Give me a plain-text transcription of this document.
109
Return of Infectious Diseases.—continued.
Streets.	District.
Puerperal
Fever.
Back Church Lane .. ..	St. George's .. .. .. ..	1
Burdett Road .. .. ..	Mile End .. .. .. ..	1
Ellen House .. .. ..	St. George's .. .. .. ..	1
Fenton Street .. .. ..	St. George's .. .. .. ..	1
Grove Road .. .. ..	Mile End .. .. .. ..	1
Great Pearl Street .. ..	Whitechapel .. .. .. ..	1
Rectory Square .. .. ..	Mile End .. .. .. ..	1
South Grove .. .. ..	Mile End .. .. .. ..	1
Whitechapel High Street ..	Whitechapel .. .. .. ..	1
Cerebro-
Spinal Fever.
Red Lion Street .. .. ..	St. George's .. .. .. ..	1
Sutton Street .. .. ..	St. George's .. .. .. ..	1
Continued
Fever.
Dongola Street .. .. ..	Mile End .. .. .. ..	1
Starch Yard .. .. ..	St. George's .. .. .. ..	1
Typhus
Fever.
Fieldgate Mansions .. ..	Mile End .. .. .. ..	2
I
----
### Problem details
Quote the listing in full, please, keeping every line exact.

### Finished exercise
Give me a plain-text transcription of this document.
109
Return of Infectious Diseases.—continued.
Streets.	District.
Puerperal
Fever.
Back Church Lane .. ..	St. George's .. .. .. ..	1
Burdett Road .. .. ..	Mile End .. .. .. ..	1
Ellen House .. .. ..	St. George's .. .. .. ..	1
Fenton Street .. .. ..	St. George's .. .. .. ..	1
Grove Road .. .. ..	Mile End .. .. .. ..	1
Great Pearl Street .. ..	Whitechapel .. .. .. ..	1
Rectory Square .. .. ..	Mile End .. .. .. ..	1
South Grove .. .. ..	Mile End .. .. .. ..	1
Whitechapel High Street ..	Whitechapel .. .. .. ..	1
Cerebro-
Spinal Fever.
Red Lion Street .. .. ..	St. George's .. .. .. ..	1
Sutton Street .. .. ..	St. George's .. .. .. ..	1
Continued
Fever.
Dongola Street .. .. ..	Mile End .. .. .. ..	1
Starch Yard .. .. ..	St. George's .. .. .. ..	1
Typhus
Fever.
Fieldgate Mansions .. ..	Mile End .. .. .. ..	2
I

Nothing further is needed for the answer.